■ WHAT THE TASK REQUIRES
Output each line of the rows below as a JSON list of strings, one string per line. Skip blank lines and leave out the pictures.

[Element and box listings]
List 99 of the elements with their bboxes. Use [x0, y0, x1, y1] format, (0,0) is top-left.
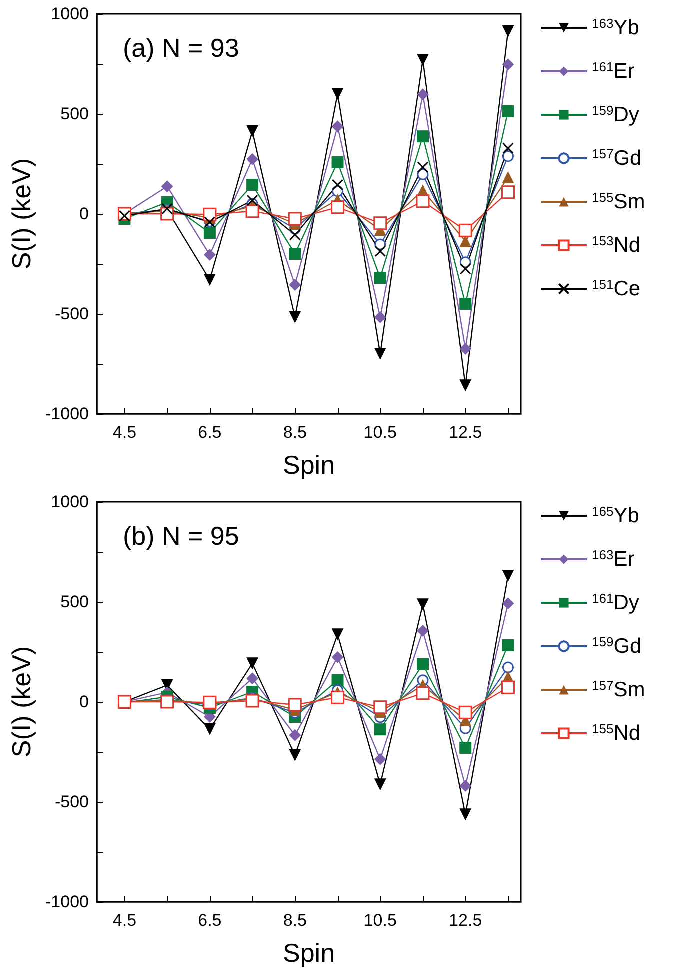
text: (a) N = 93 [123, 33, 240, 63]
point [289, 279, 302, 291]
point [502, 662, 514, 674]
point [203, 696, 217, 710]
point [246, 125, 259, 138]
point [246, 179, 259, 191]
point [460, 263, 472, 275]
point [246, 658, 259, 670]
point [374, 246, 386, 258]
y-tick-label: -1000 [46, 892, 89, 912]
point [416, 658, 429, 670]
point [374, 724, 386, 736]
point [502, 171, 514, 184]
point [502, 58, 514, 71]
point [204, 274, 216, 286]
point [460, 808, 472, 821]
point [246, 153, 259, 166]
point [501, 186, 515, 200]
point [332, 120, 344, 133]
point [416, 686, 430, 700]
point [331, 200, 345, 214]
point [204, 723, 216, 736]
point [160, 695, 174, 709]
x-tick-label: 8.5 [283, 911, 307, 930]
point [460, 343, 472, 355]
x-tick-label: 10.5 [364, 423, 397, 442]
x-tick-label: 4.5 [112, 423, 137, 442]
point [203, 208, 217, 222]
point [416, 598, 429, 611]
point [289, 248, 302, 260]
y-tick-label: 500 [60, 592, 89, 612]
point [417, 168, 429, 180]
x-axis-title: Spin [282, 938, 336, 968]
y-tick-label: -500 [54, 792, 89, 812]
y-tick-label: 1000 [51, 492, 89, 512]
point [460, 298, 472, 310]
point [502, 25, 514, 38]
y-axis-title: S(I) (keV) [6, 158, 37, 270]
point [417, 162, 429, 174]
point [246, 204, 260, 218]
point [289, 311, 302, 324]
x-tick-label: 12.5 [449, 423, 482, 442]
point [460, 780, 472, 792]
point [246, 672, 259, 685]
point [502, 105, 514, 118]
y-tick-label: 0 [80, 692, 89, 712]
x-tick-label: 4.5 [112, 911, 137, 930]
y-tick-label: -1000 [46, 404, 89, 424]
point [502, 570, 514, 582]
point [246, 194, 258, 206]
y-tick-label: -500 [54, 304, 89, 324]
point [416, 194, 430, 208]
point [332, 628, 344, 641]
point [458, 224, 472, 238]
point [246, 694, 260, 708]
point [374, 216, 388, 230]
point [502, 142, 514, 154]
point [416, 130, 429, 143]
point [288, 698, 302, 712]
y-tick-label: 1000 [51, 4, 89, 24]
point [502, 150, 514, 162]
y-axis-title: S(I) (keV) [6, 646, 37, 758]
point [374, 700, 388, 714]
point [204, 249, 216, 261]
x-tick-label: 8.5 [283, 423, 307, 442]
point [416, 88, 429, 101]
point [289, 729, 302, 742]
point [204, 227, 216, 239]
point [374, 778, 386, 791]
x-tick-label: 12.5 [449, 911, 482, 930]
point [289, 229, 301, 241]
x-axis-title: Spin [282, 450, 336, 480]
point [501, 680, 515, 694]
y-tick-label: 0 [80, 204, 89, 224]
y-tick-label: 500 [60, 104, 89, 124]
point [374, 753, 386, 766]
point [502, 598, 514, 610]
text: (b) N = 95 [123, 521, 240, 551]
point [331, 690, 345, 704]
x-tick-label: 6.5 [198, 423, 222, 442]
point [332, 179, 344, 191]
point [460, 380, 472, 392]
point [332, 88, 344, 100]
x-tick-label: 10.5 [364, 911, 397, 930]
point [374, 311, 386, 324]
point [332, 156, 344, 168]
point [374, 272, 386, 284]
point [458, 706, 472, 720]
point [161, 180, 174, 193]
point [289, 749, 302, 762]
point [374, 348, 386, 360]
point [460, 742, 472, 754]
point [332, 651, 344, 664]
point [288, 212, 302, 226]
x-tick-label: 6.5 [198, 911, 222, 930]
point [416, 54, 429, 66]
point [416, 625, 429, 637]
point [332, 674, 344, 686]
point [502, 639, 514, 652]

■ WORKED ANSWER
[
  "List 99 of the elements with their bboxes. Use [x0, y0, x1, y1] format, (0,0) is top-left.",
  "text: (a) N = 93 [123, 33, 240, 63]",
  "point [289, 279, 302, 291]",
  "point [502, 662, 514, 674]",
  "point [203, 696, 217, 710]",
  "point [246, 125, 259, 138]",
  "point [246, 179, 259, 191]",
  "point [460, 263, 472, 275]",
  "point [246, 658, 259, 670]",
  "point [374, 246, 386, 258]",
  "y-tick-label: -1000 [46, 892, 89, 912]",
  "point [416, 658, 429, 670]",
  "point [374, 724, 386, 736]",
  "point [502, 171, 514, 184]",
  "point [502, 58, 514, 71]",
  "point [204, 274, 216, 286]",
  "point [460, 808, 472, 821]",
  "point [246, 153, 259, 166]",
  "point [501, 186, 515, 200]",
  "point [332, 120, 344, 133]",
  "point [416, 686, 430, 700]",
  "point [331, 200, 345, 214]",
  "point [204, 723, 216, 736]",
  "point [160, 695, 174, 709]",
  "x-tick-label: 8.5 [283, 911, 307, 930]",
  "point [460, 343, 472, 355]",
  "x-tick-label: 10.5 [364, 423, 397, 442]",
  "x-tick-label: 4.5 [112, 423, 137, 442]",
  "point [203, 208, 217, 222]",
  "point [416, 598, 429, 611]",
  "point [289, 248, 302, 260]",
  "y-tick-label: 500 [60, 592, 89, 612]",
  "point [417, 168, 429, 180]",
  "x-axis-title: Spin [282, 938, 336, 968]",
  "y-tick-label: -500 [54, 792, 89, 812]",
  "y-tick-label: 1000 [51, 492, 89, 512]",
  "point [460, 298, 472, 310]",
  "point [502, 25, 514, 38]",
  "y-axis-title: S(I) (keV) [6, 158, 37, 270]",
  "point [417, 162, 429, 174]",
  "point [246, 204, 260, 218]",
  "point [289, 311, 302, 324]",
  "x-tick-label: 12.5 [449, 423, 482, 442]",
  "point [460, 780, 472, 792]",
  "point [246, 672, 259, 685]",
  "point [502, 105, 514, 118]",
  "y-tick-label: 0 [80, 692, 89, 712]",
  "x-tick-label: 4.5 [112, 911, 137, 930]",
  "y-tick-label: -1000 [46, 404, 89, 424]",
  "point [502, 570, 514, 582]",
  "point [246, 194, 258, 206]",
  "y-tick-label: -500 [54, 304, 89, 324]",
  "point [416, 194, 430, 208]",
  "point [332, 628, 344, 641]",
  "point [458, 224, 472, 238]",
  "point [246, 694, 260, 708]",
  "point [374, 216, 388, 230]",
  "point [502, 142, 514, 154]",
  "point [416, 130, 429, 143]",
  "point [288, 698, 302, 712]",
  "y-tick-label: 1000 [51, 4, 89, 24]",
  "point [502, 150, 514, 162]",
  "y-axis-title: S(I) (keV) [6, 646, 37, 758]",
  "point [374, 700, 388, 714]",
  "point [204, 249, 216, 261]",
  "x-tick-label: 8.5 [283, 423, 307, 442]",
  "point [416, 88, 429, 101]",
  "point [289, 729, 302, 742]",
  "point [204, 227, 216, 239]",
  "point [374, 778, 386, 791]",
  "x-tick-label: 12.5 [449, 911, 482, 930]",
  "point [289, 229, 301, 241]",
  "x-axis-title: Spin [282, 450, 336, 480]",
  "point [501, 680, 515, 694]",
  "y-tick-label: 0 [80, 204, 89, 224]",
  "y-tick-label: 500 [60, 104, 89, 124]",
  "point [374, 753, 386, 766]",
  "point [502, 598, 514, 610]",
  "text: (b) N = 95 [123, 521, 240, 551]",
  "point [331, 690, 345, 704]",
  "x-tick-label: 6.5 [198, 423, 222, 442]",
  "point [332, 179, 344, 191]",
  "point [460, 380, 472, 392]",
  "point [332, 88, 344, 100]",
  "x-tick-label: 10.5 [364, 911, 397, 930]",
  "point [374, 311, 386, 324]",
  "point [332, 156, 344, 168]",
  "point [374, 272, 386, 284]",
  "point [458, 706, 472, 720]",
  "point [161, 180, 174, 193]",
  "point [289, 749, 302, 762]",
  "point [374, 348, 386, 360]",
  "point [460, 742, 472, 754]",
  "point [332, 651, 344, 664]",
  "point [288, 212, 302, 226]",
  "x-tick-label: 6.5 [198, 911, 222, 930]",
  "point [416, 54, 429, 66]",
  "point [416, 625, 429, 637]",
  "point [332, 674, 344, 686]",
  "point [502, 639, 514, 652]"
]